Entries from a dataset:
-- BEGIN --

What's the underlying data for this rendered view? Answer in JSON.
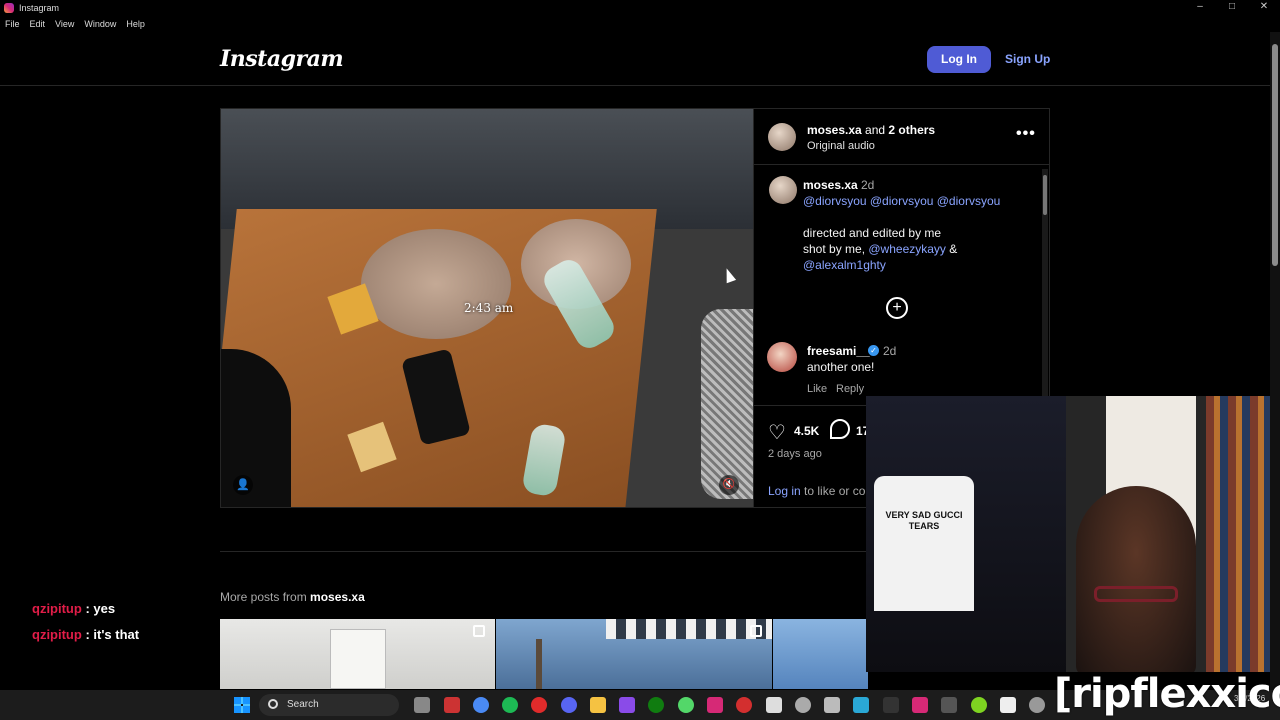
{
  "window": {
    "title": "Instagram",
    "controls": [
      "–",
      "□",
      "✕"
    ]
  },
  "menu": [
    "File",
    "Edit",
    "View",
    "Window",
    "Help"
  ],
  "header": {
    "logo": "Instagram",
    "login": "Log In",
    "signup": "Sign Up"
  },
  "post": {
    "overlay_time": "2:43 am",
    "head_user": "moses.xa",
    "head_and": "and",
    "head_others": "2 others",
    "audio": "Original audio",
    "caption": {
      "user": "moses.xa",
      "time": "2d",
      "mentions": "@diorvsyou @diorvsyou @diorvsyou",
      "line1": "directed and edited by me",
      "line2_prefix": "shot by me,",
      "line2_mention": "@wheezykayy",
      "line2_suffix": "&",
      "line3_mention": "@alexalm1ghty"
    },
    "comment": {
      "user": "freesami__",
      "time": "2d",
      "text": "another one!",
      "like": "Like",
      "reply": "Reply"
    },
    "likes": "4.5K",
    "comments": "17",
    "posted": "2 days ago",
    "login_link": "Log in",
    "login_note": "to like or co"
  },
  "more_posts": {
    "label": "More posts from",
    "user": "moses.xa"
  },
  "chat": [
    {
      "user": "qzipitup",
      "message": "yes"
    },
    {
      "user": "qzipitup",
      "message": "it's that"
    }
  ],
  "webcam": {
    "shirt_text": "VERY SAD GUCCI TEARS"
  },
  "watermark": "[ripflexxico]",
  "taskbar": {
    "search": "Search",
    "date": "3/1/2026"
  },
  "colors": {
    "accent": "#4f5bd5",
    "link": "#8aa4ff",
    "chat_user": "#e11d48"
  }
}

-- END --

WHAT IS NEEDED —
Reproduce the material in its entirety and word for word, without the pictures.

RESPONSE TO THIS TASK —
What's the underlying data for this rendered view? Answer in JSON.
{
  "window": {
    "title": "Instagram",
    "controls": [
      "–",
      "□",
      "✕"
    ]
  },
  "menu": [
    "File",
    "Edit",
    "View",
    "Window",
    "Help"
  ],
  "header": {
    "logo": "Instagram",
    "login": "Log In",
    "signup": "Sign Up"
  },
  "post": {
    "overlay_time": "2:43 am",
    "head_user": "moses.xa",
    "head_and": "and",
    "head_others": "2 others",
    "audio": "Original audio",
    "caption": {
      "user": "moses.xa",
      "time": "2d",
      "mentions": "@diorvsyou @diorvsyou @diorvsyou",
      "line1": "directed and edited by me",
      "line2_prefix": "shot by me,",
      "line2_mention": "@wheezykayy",
      "line2_suffix": "&",
      "line3_mention": "@alexalm1ghty"
    },
    "comment": {
      "user": "freesami__",
      "time": "2d",
      "text": "another one!",
      "like": "Like",
      "reply": "Reply"
    },
    "likes": "4.5K",
    "comments": "17",
    "posted": "2 days ago",
    "login_link": "Log in",
    "login_note": "to like or co"
  },
  "more_posts": {
    "label": "More posts from",
    "user": "moses.xa"
  },
  "chat": [
    {
      "user": "qzipitup",
      "message": "yes"
    },
    {
      "user": "qzipitup",
      "message": "it's that"
    }
  ],
  "webcam": {
    "shirt_text": "VERY SAD GUCCI TEARS"
  },
  "watermark": "[ripflexxico]",
  "taskbar": {
    "search": "Search",
    "date": "3/1/2026"
  },
  "colors": {
    "accent": "#4f5bd5",
    "link": "#8aa4ff",
    "chat_user": "#e11d48"
  }
}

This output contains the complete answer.